▸ EXERCISE BRIEF:
Extract the listing below in full, unchanged.

|---|

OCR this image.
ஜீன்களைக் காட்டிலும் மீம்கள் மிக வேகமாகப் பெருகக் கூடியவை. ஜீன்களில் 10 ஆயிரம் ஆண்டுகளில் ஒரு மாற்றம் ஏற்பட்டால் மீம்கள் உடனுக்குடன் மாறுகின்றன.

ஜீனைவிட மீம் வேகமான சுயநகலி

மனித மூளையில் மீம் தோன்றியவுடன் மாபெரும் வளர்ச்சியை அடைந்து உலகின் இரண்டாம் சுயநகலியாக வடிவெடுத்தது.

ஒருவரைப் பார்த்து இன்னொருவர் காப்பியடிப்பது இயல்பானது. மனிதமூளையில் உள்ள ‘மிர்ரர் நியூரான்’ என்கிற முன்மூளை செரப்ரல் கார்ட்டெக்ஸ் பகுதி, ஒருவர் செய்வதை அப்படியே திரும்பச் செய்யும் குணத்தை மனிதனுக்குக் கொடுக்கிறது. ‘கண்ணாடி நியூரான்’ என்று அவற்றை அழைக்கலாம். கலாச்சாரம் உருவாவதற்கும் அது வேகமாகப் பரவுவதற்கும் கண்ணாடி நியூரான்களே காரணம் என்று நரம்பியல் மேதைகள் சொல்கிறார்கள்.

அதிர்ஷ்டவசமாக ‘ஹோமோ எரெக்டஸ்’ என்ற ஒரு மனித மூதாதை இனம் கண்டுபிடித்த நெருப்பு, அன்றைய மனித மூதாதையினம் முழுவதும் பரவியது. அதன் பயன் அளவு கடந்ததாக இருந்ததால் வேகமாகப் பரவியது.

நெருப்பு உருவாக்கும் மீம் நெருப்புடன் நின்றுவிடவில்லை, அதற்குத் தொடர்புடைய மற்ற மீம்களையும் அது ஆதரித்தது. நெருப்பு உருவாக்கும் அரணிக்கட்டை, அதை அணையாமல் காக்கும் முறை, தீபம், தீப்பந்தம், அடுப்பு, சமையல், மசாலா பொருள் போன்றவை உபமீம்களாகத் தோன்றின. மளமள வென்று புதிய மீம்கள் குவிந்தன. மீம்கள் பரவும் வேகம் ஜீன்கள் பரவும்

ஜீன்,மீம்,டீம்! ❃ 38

|---|

▸ TASK ANSWER:
OCR this image.
ஜீன்களைக் காட்டிலும் மீம்கள் மிக வேகமாகப் பெருகக் கூடியவை. ஜீன்களில் 10 ஆயிரம் ஆண்டுகளில் ஒரு மாற்றம் ஏற்பட்டால் மீம்கள் உடனுக்குடன் மாறுகின்றன.

ஜீனைவிட மீம் வேகமான சுயநகலி

மனித மூளையில் மீம் தோன்றியவுடன் மாபெரும் வளர்ச்சியை அடைந்து உலகின் இரண்டாம் சுயநகலியாக வடிவெடுத்தது.

ஒருவரைப் பார்த்து இன்னொருவர் காப்பியடிப்பது இயல்பானது. மனிதமூளையில் உள்ள ‘மிர்ரர் நியூரான்’ என்கிற முன்மூளை செரப்ரல் கார்ட்டெக்ஸ் பகுதி, ஒருவர் செய்வதை அப்படியே திரும்பச் செய்யும் குணத்தை மனிதனுக்குக் கொடுக்கிறது. ‘கண்ணாடி நியூரான்’ என்று அவற்றை அழைக்கலாம். கலாச்சாரம் உருவாவதற்கும் அது வேகமாகப் பரவுவதற்கும் கண்ணாடி நியூரான்களே காரணம் என்று நரம்பியல் மேதைகள் சொல்கிறார்கள்.

அதிர்ஷ்டவசமாக ‘ஹோமோ எரெக்டஸ்’ என்ற ஒரு மனித மூதாதை இனம் கண்டுபிடித்த நெருப்பு, அன்றைய மனித மூதாதையினம் முழுவதும் பரவியது. அதன் பயன் அளவு கடந்ததாக இருந்ததால் வேகமாகப் பரவியது.

நெருப்பு உருவாக்கும் மீம் நெருப்புடன் நின்றுவிடவில்லை, அதற்குத் தொடர்புடைய மற்ற மீம்களையும் அது ஆதரித்தது. நெருப்பு உருவாக்கும் அரணிக்கட்டை, அதை அணையாமல் காக்கும் முறை, தீபம், தீப்பந்தம், அடுப்பு, சமையல், மசாலா பொருள் போன்றவை உபமீம்களாகத் தோன்றின. மளமள வென்று புதிய மீம்கள் குவிந்தன. மீம்கள் பரவும் வேகம் ஜீன்கள் பரவும்

ஜீன்,மீம்,டீம்! ❃ 38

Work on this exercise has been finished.